■ Dataset content:
━━━━━━

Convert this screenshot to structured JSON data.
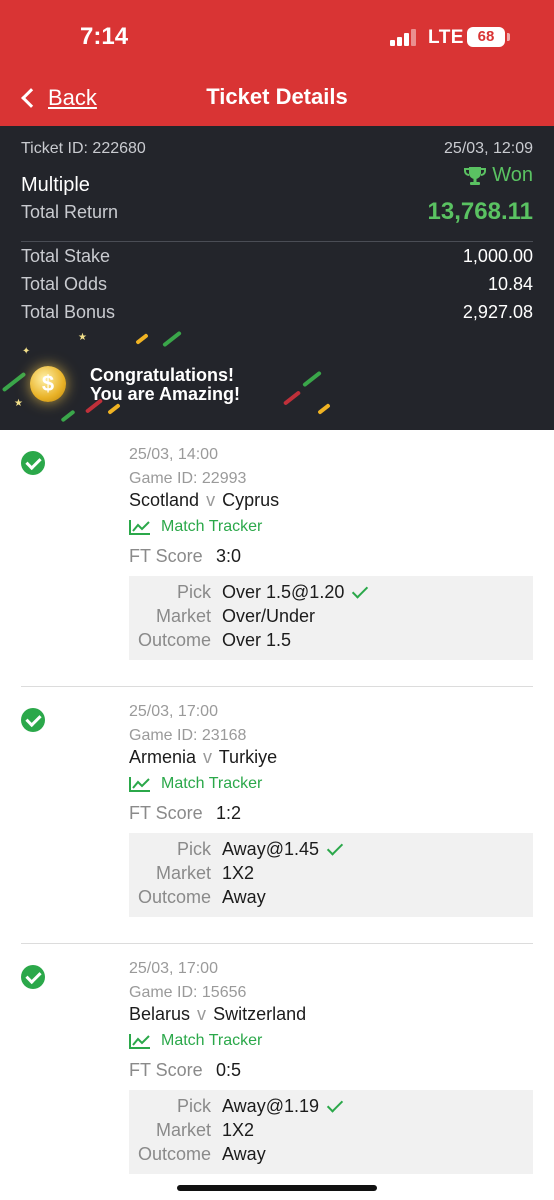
{
  "status_bar": {
    "time": "7:14",
    "network": "LTE",
    "battery": "68"
  },
  "nav": {
    "back_label": "Back",
    "title": "Ticket Details"
  },
  "summary": {
    "ticket_id": "Ticket ID: 222680",
    "date": "25/03, 12:09",
    "bet_type": "Multiple",
    "status": "Won",
    "total_return_label": "Total Return",
    "total_return": "13,768.11",
    "rows": [
      {
        "label": "Total Stake",
        "value": "1,000.00"
      },
      {
        "label": "Total Odds",
        "value": "10.84"
      },
      {
        "label": "Total Bonus",
        "value": "2,927.08"
      }
    ]
  },
  "banner": {
    "line1": "Congratulations!",
    "line2": "You are Amazing!"
  },
  "selection_labels": {
    "tracker": "Match Tracker",
    "score": "FT Score",
    "pick": "Pick",
    "market": "Market",
    "outcome": "Outcome",
    "versus": "v"
  },
  "selections": [
    {
      "date": "25/03, 14:00",
      "game_id": "Game ID: 22993",
      "home": "Scotland",
      "away": "Cyprus",
      "score": "3:0",
      "pick": "Over 1.5@1.20",
      "market": "Over/Under",
      "outcome": "Over 1.5"
    },
    {
      "date": "25/03, 17:00",
      "game_id": "Game ID: 23168",
      "home": "Armenia",
      "away": "Turkiye",
      "score": "1:2",
      "pick": "Away@1.45",
      "market": "1X2",
      "outcome": "Away"
    },
    {
      "date": "25/03, 17:00",
      "game_id": "Game ID: 15656",
      "home": "Belarus",
      "away": "Switzerland",
      "score": "0:5",
      "pick": "Away@1.19",
      "market": "1X2",
      "outcome": "Away"
    }
  ],
  "colors": {
    "header_red": "#d93434",
    "summary_dark": "#23252b",
    "won_green": "#5ac262",
    "check_green": "#2ba84a"
  }
}
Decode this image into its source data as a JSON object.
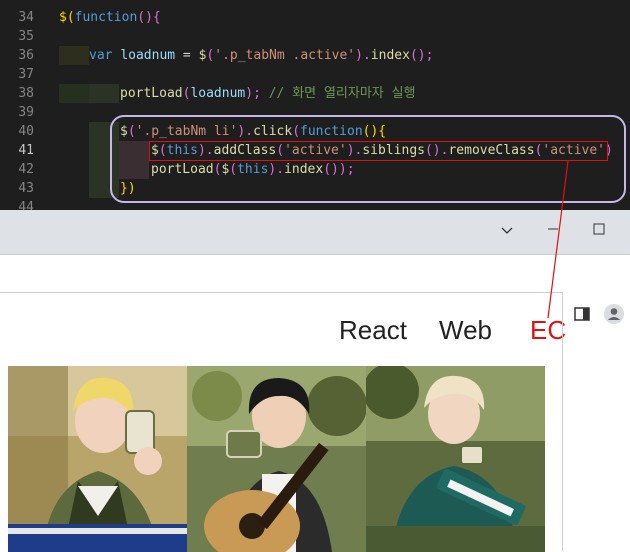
{
  "editor": {
    "line_numbers": [
      "34",
      "35",
      "36",
      "37",
      "38",
      "39",
      "40",
      "41",
      "42",
      "43",
      "44"
    ],
    "line34": {
      "a": "$",
      "b": "(",
      "c": "function",
      "d": "(){"
    },
    "line36": {
      "a": "var",
      "b": "loadnum",
      "c": " = ",
      "d": "$",
      "e": "(",
      "f": "'.p_tabNm .active'",
      "g": ").",
      "h": "index",
      "i": "();"
    },
    "line38": {
      "a": "portLoad",
      "b": "(",
      "c": "loadnum",
      "d": ");",
      "e": " // 화면 열리자마자 실행"
    },
    "line40": {
      "a": "$",
      "b": "(",
      "c": "'.p_tabNm li'",
      "d": ").",
      "e": "click",
      "f": "(",
      "g": "function",
      "h": "(){"
    },
    "line41": {
      "a": "$",
      "b": "(",
      "c": "this",
      "d": ").",
      "e": "addClass",
      "f": "(",
      "g": "'active'",
      "h": ").",
      "i": "siblings",
      "j": "().",
      "k": "removeClass",
      "l": "(",
      "m": "'active'",
      "n": ")"
    },
    "line42": {
      "a": "portLoad",
      "b": "(",
      "c": "$",
      "d": "(",
      "e": "this",
      "f": ").",
      "g": "index",
      "h": "());"
    },
    "line43": {
      "a": "})"
    }
  },
  "browser": {
    "titlebar_icons": [
      "chevron-down-icon",
      "minimize-icon",
      "maximize-icon"
    ],
    "toolbar_icons": [
      "share-icon",
      "star-icon",
      "side-panel-icon",
      "profile-icon"
    ]
  },
  "page": {
    "tabs": [
      "React",
      "Web",
      "EC"
    ],
    "active_tab": "EC",
    "active_color": "#dd1111"
  },
  "annotation": {
    "highlight_color": "#e01010",
    "box_color": "#c5b8e8"
  }
}
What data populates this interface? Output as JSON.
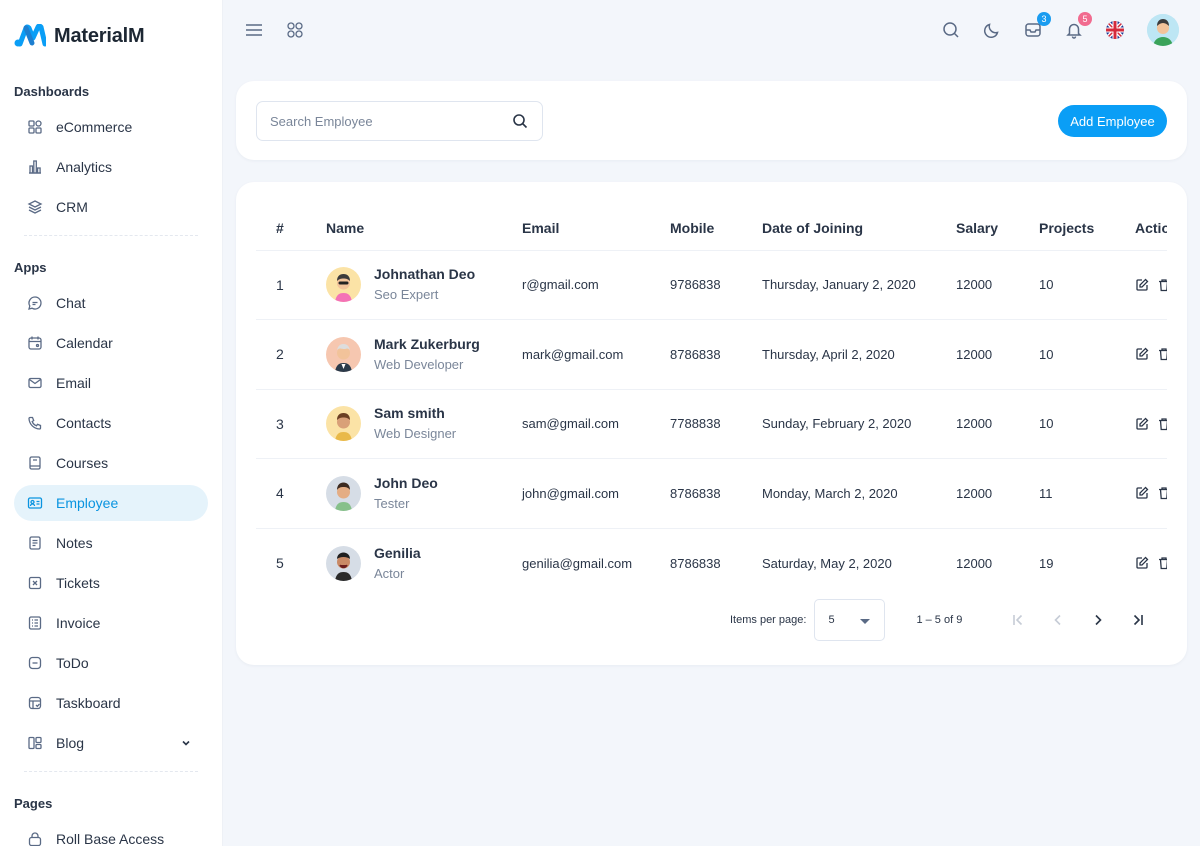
{
  "brand": {
    "name": "MaterialM"
  },
  "sidebar": {
    "sections": [
      {
        "title": "Dashboards",
        "items": [
          {
            "label": "eCommerce",
            "icon": "apps-icon"
          },
          {
            "label": "Analytics",
            "icon": "chart-icon"
          },
          {
            "label": "CRM",
            "icon": "layers-icon"
          }
        ]
      },
      {
        "title": "Apps",
        "items": [
          {
            "label": "Chat",
            "icon": "chat-icon"
          },
          {
            "label": "Calendar",
            "icon": "calendar-icon"
          },
          {
            "label": "Email",
            "icon": "mail-icon"
          },
          {
            "label": "Contacts",
            "icon": "phone-icon"
          },
          {
            "label": "Courses",
            "icon": "book-icon"
          },
          {
            "label": "Employee",
            "icon": "id-card-icon",
            "active": true
          },
          {
            "label": "Notes",
            "icon": "notes-icon"
          },
          {
            "label": "Tickets",
            "icon": "ticket-icon"
          },
          {
            "label": "Invoice",
            "icon": "invoice-icon"
          },
          {
            "label": "ToDo",
            "icon": "todo-icon"
          },
          {
            "label": "Taskboard",
            "icon": "taskboard-icon"
          },
          {
            "label": "Blog",
            "icon": "blog-icon",
            "expandable": true
          }
        ]
      },
      {
        "title": "Pages",
        "items": [
          {
            "label": "Roll Base Access",
            "icon": "lock-icon"
          }
        ]
      }
    ]
  },
  "topbar": {
    "messages_badge": "3",
    "notifications_badge": "5",
    "colors": {
      "messages_badge": "#1a9cf0",
      "notifications_badge": "#f16b8f"
    }
  },
  "search": {
    "placeholder": "Search Employee",
    "value": ""
  },
  "actions": {
    "add_label": "Add Employee"
  },
  "table": {
    "headers": {
      "idx": "#",
      "name": "Name",
      "email": "Email",
      "mobile": "Mobile",
      "doj": "Date of Joining",
      "salary": "Salary",
      "projects": "Projects",
      "action": "Actio"
    },
    "rows": [
      {
        "idx": "1",
        "name": "Johnathan Deo",
        "role": "Seo Expert",
        "email": "r@gmail.com",
        "mobile": "9786838",
        "doj": "Thursday, January 2, 2020",
        "salary": "12000",
        "projects": "10",
        "avatar_bg": "#fbe3a6"
      },
      {
        "idx": "2",
        "name": "Mark Zukerburg",
        "role": "Web Developer",
        "email": "mark@gmail.com",
        "mobile": "8786838",
        "doj": "Thursday, April 2, 2020",
        "salary": "12000",
        "projects": "10",
        "avatar_bg": "#f6c7b0"
      },
      {
        "idx": "3",
        "name": "Sam smith",
        "role": "Web Designer",
        "email": "sam@gmail.com",
        "mobile": "7788838",
        "doj": "Sunday, February 2, 2020",
        "salary": "12000",
        "projects": "10",
        "avatar_bg": "#fbe3a6"
      },
      {
        "idx": "4",
        "name": "John Deo",
        "role": "Tester",
        "email": "john@gmail.com",
        "mobile": "8786838",
        "doj": "Monday, March 2, 2020",
        "salary": "12000",
        "projects": "11",
        "avatar_bg": "#d6dde6"
      },
      {
        "idx": "5",
        "name": "Genilia",
        "role": "Actor",
        "email": "genilia@gmail.com",
        "mobile": "8786838",
        "doj": "Saturday, May 2, 2020",
        "salary": "12000",
        "projects": "19",
        "avatar_bg": "#d6dde6"
      }
    ]
  },
  "pagination": {
    "items_per_page_label": "Items per page:",
    "items_per_page": "5",
    "range": "1 – 5 of 9"
  },
  "colors": {
    "accent": "#0a9ef6",
    "active_bg": "#e5f3fb"
  }
}
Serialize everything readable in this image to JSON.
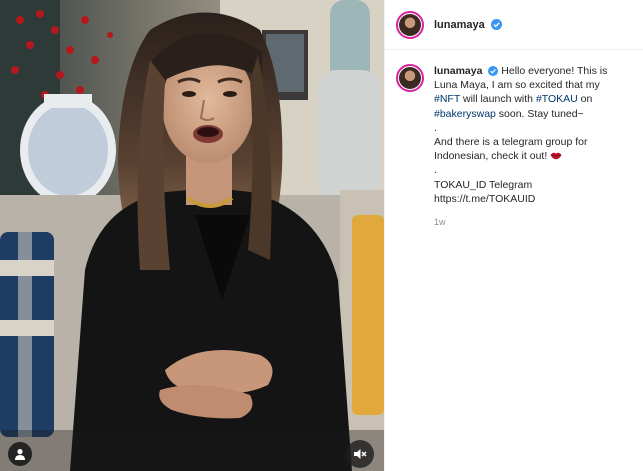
{
  "post": {
    "author": "lunamaya",
    "verified": true,
    "caption": {
      "username": "lunamaya",
      "line1_prefix": "Hello everyone! This is Luna Maya, I am so excited that my ",
      "tag_nft": "#NFT",
      "line1_mid": " will launch with ",
      "tag_tokau": "#TOKAU",
      "line1_mid2": " on ",
      "tag_bakeryswap": "#bakeryswap",
      "line1_suffix": " soon. Stay tuned~",
      "dot1": ".",
      "line2": "And there is a telegram group for Indonesian, check it out!",
      "dot2": ".",
      "telegram_label": "TOKAU_ID Telegram",
      "telegram_url": "https://t.me/TOKAUID"
    },
    "timestamp": "1w"
  },
  "icons": {
    "verified": "verified-badge-icon",
    "user_tag": "user-tag-icon",
    "mute": "speaker-muted-icon",
    "lips": "kiss-lips-emoji"
  },
  "colors": {
    "verified_blue": "#3897f0",
    "hashtag": "#00376b",
    "story_ring": "#d6249f",
    "timestamp": "#8e8e8e"
  }
}
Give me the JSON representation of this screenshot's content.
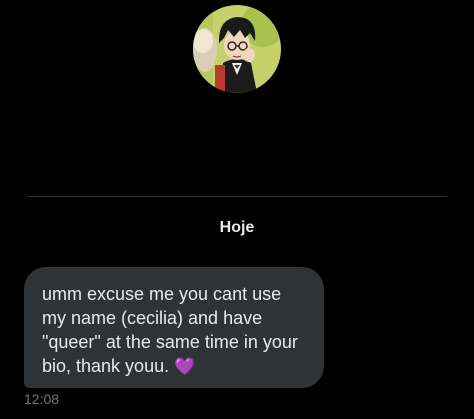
{
  "conversation": {
    "sender_name": "Hoje",
    "avatar_icon": "profile-avatar-illustration"
  },
  "message": {
    "text": "umm excuse me you cant use my name (cecilia) and have \"queer\" at the same time in your bio, thank youu. ",
    "emoji": "💜",
    "emoji_icon": "purple-heart-icon",
    "time": "12:08"
  },
  "colors": {
    "background": "#000000",
    "bubble": "#2f3336",
    "text": "#e7e9ea",
    "muted": "#71767b",
    "heart": "#9b59d0",
    "avatar_bg": "#c8d46a"
  }
}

━━━━━━

Extract, exactly as written, the span of lines from the one holding "Serialize everything readable" through the last line, inclusive. Skip any picture.

Serialize everything readable in this image to JSON.
{
  "post": {
    "author": "lunamaya",
    "verified": true,
    "caption": {
      "username": "lunamaya",
      "line1_prefix": "Hello everyone! This is Luna Maya, I am so excited that my ",
      "tag_nft": "#NFT",
      "line1_mid": " will launch with ",
      "tag_tokau": "#TOKAU",
      "line1_mid2": " on ",
      "tag_bakeryswap": "#bakeryswap",
      "line1_suffix": " soon. Stay tuned~",
      "dot1": ".",
      "line2": "And there is a telegram group for Indonesian, check it out!",
      "dot2": ".",
      "telegram_label": "TOKAU_ID Telegram",
      "telegram_url": "https://t.me/TOKAUID"
    },
    "timestamp": "1w"
  },
  "icons": {
    "verified": "verified-badge-icon",
    "user_tag": "user-tag-icon",
    "mute": "speaker-muted-icon",
    "lips": "kiss-lips-emoji"
  },
  "colors": {
    "verified_blue": "#3897f0",
    "hashtag": "#00376b",
    "story_ring": "#d6249f",
    "timestamp": "#8e8e8e"
  }
}
Give me the JSON representation of this screenshot's content.
{
  "conversation": {
    "sender_name": "Hoje",
    "avatar_icon": "profile-avatar-illustration"
  },
  "message": {
    "text": "umm excuse me you cant use my name (cecilia) and have \"queer\" at the same time in your bio, thank youu. ",
    "emoji": "💜",
    "emoji_icon": "purple-heart-icon",
    "time": "12:08"
  },
  "colors": {
    "background": "#000000",
    "bubble": "#2f3336",
    "text": "#e7e9ea",
    "muted": "#71767b",
    "heart": "#9b59d0",
    "avatar_bg": "#c8d46a"
  }
}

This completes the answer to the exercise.